## WHAT TO DO
Can you transcribe every line exactly and leave the pictures behind?

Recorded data
-------------------------
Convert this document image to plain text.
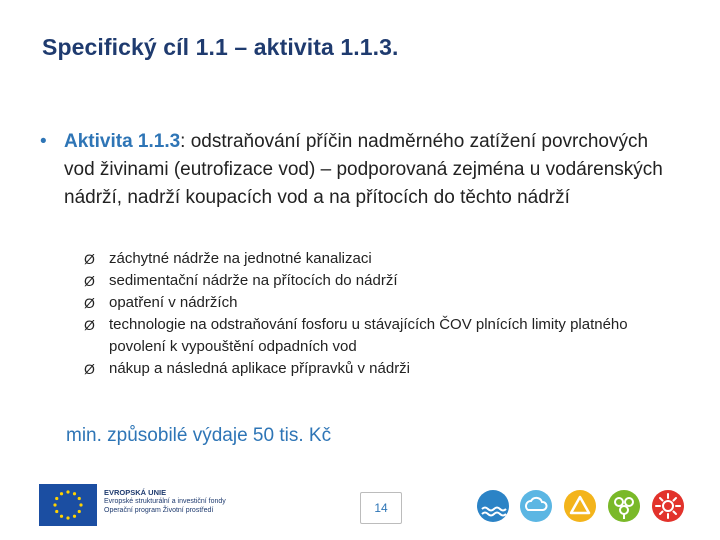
Specifický cíl 1.1 – aktivita 1.1.3.
• Aktivita 1.1.3: odstraňování příčin nadměrného zatížení povrchových vod živinami (eutrofizace vod) – podporovaná zejména u vodárenských nádrží, nadrží koupacích vod a na přítocích do těchto nádrží
Ø záchytné nádrže na jednotné kanalizaci
Ø sedimentační nádrže na přítocích do nádrží
Ø opatření v nádržích
Ø technologie na odstraňování fosforu u stávajících ČOV plnících limity platného povolení k vypouštění odpadních vod
Ø nákup a následná aplikace přípravků v nádrži
min. způsobilé výdaje 50 tis. Kč
EVROPSKÁ UNIE
Evropské strukturální a investiční fondy
Operační program Životní prostředí	14
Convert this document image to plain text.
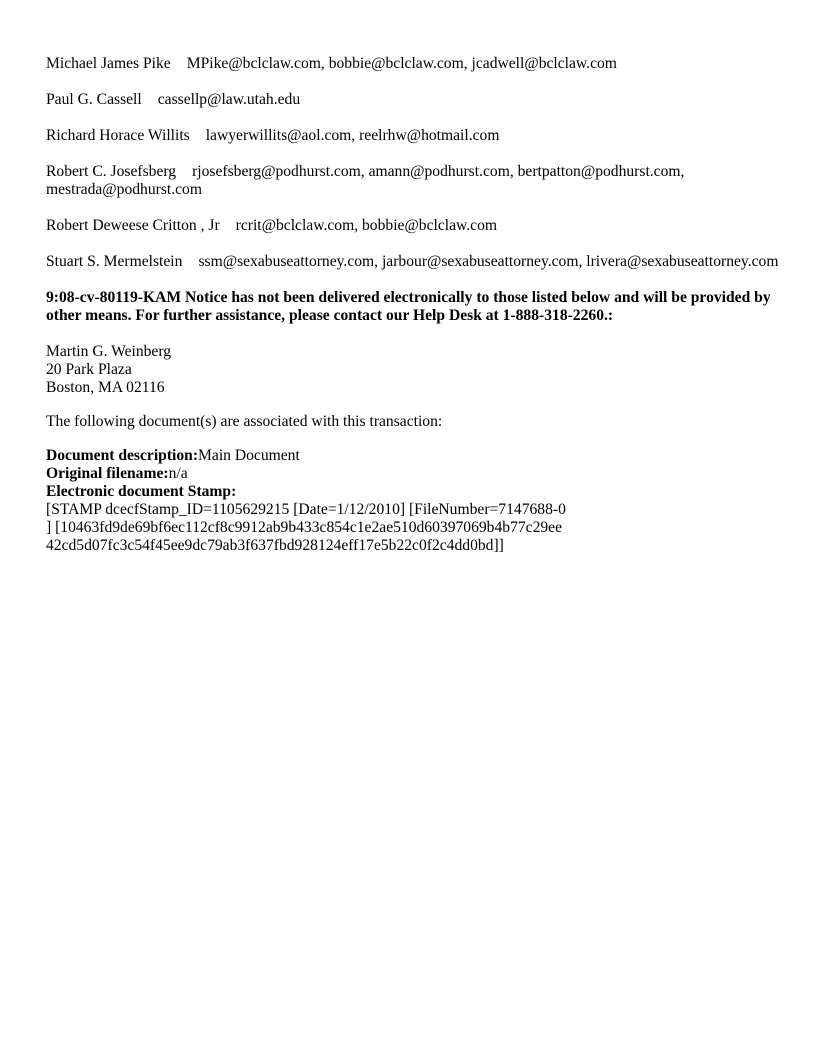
Michael James Pike MPike@bclclaw.com, bobbie@bclclaw.com, jcadwell@bclclaw.com
Paul G. Cassell cassellp@law.utah.edu
Richard Horace Willits lawyerwillits@aol.com, reelrhw@hotmail.com
Robert C. Josefsberg rjosefsberg@podhurst.com, amann@podhurst.com, bertpatton@podhurst.com, mestrada@podhurst.com
Robert Deweese Critton , Jr rcrit@bclclaw.com, bobbie@bclclaw.com
Stuart S. Mermelstein ssm@sexabuseattorney.com, jarbour@sexabuseattorney.com, lrivera@sexabuseattorney.com
9:08-cv-80119-KAM Notice has not been delivered electronically to those listed below and will be provided by other means. For further assistance, please contact our Help Desk at 1-888-318-2260.:
Martin G. Weinberg
20 Park Plaza
Boston, MA 02116
The following document(s) are associated with this transaction:
Document description:Main Document
Original filename:n/a
Electronic document Stamp:
[STAMP dcecfStamp_ID=1105629215 [Date=1/12/2010] [FileNumber=7147688-0
] [10463fd9de69bf6ec112cf8c9912ab9b433c854c1e2ae510d60397069b4b77c29ee
42cd5d07fc3c54f45ee9dc79ab3f637fbd928124eff17e5b22c0f2c4dd0bd]]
-------------------------
## FINISHED ANSWER
Convert this document image to plain text.
Specifický cíl 1.1 – aktivita 1.1.3.
• Aktivita 1.1.3: odstraňování příčin nadměrného zatížení povrchových vod živinami (eutrofizace vod) – podporovaná zejména u vodárenských nádrží, nadrží koupacích vod a na přítocích do těchto nádrží
Ø záchytné nádrže na jednotné kanalizaci
Ø sedimentační nádrže na přítocích do nádrží
Ø opatření v nádržích
Ø technologie na odstraňování fosforu u stávajících ČOV plnících limity platného povolení k vypouštění odpadních vod
Ø nákup a následná aplikace přípravků v nádrži
min. způsobilé výdaje 50 tis. Kč
EVROPSKÁ UNIE
Evropské strukturální a investiční fondy
Operační program Životní prostředí	14
Convert this document image to plain text.
Michael James Pike MPike@bclclaw.com, bobbie@bclclaw.com, jcadwell@bclclaw.com
Paul G. Cassell cassellp@law.utah.edu
Richard Horace Willits lawyerwillits@aol.com, reelrhw@hotmail.com
Robert C. Josefsberg rjosefsberg@podhurst.com, amann@podhurst.com, bertpatton@podhurst.com, mestrada@podhurst.com
Robert Deweese Critton , Jr rcrit@bclclaw.com, bobbie@bclclaw.com
Stuart S. Mermelstein ssm@sexabuseattorney.com, jarbour@sexabuseattorney.com, lrivera@sexabuseattorney.com
9:08-cv-80119-KAM Notice has not been delivered electronically to those listed below and will be provided by other means. For further assistance, please contact our Help Desk at 1-888-318-2260.:
Martin G. Weinberg
20 Park Plaza
Boston, MA 02116
The following document(s) are associated with this transaction:
Document description:Main Document
Original filename:n/a
Electronic document Stamp:
[STAMP dcecfStamp_ID=1105629215 [Date=1/12/2010] [FileNumber=7147688-0
] [10463fd9de69bf6ec112cf8c9912ab9b433c854c1e2ae510d60397069b4b77c29ee
42cd5d07fc3c54f45ee9dc79ab3f637fbd928124eff17e5b22c0f2c4dd0bd]]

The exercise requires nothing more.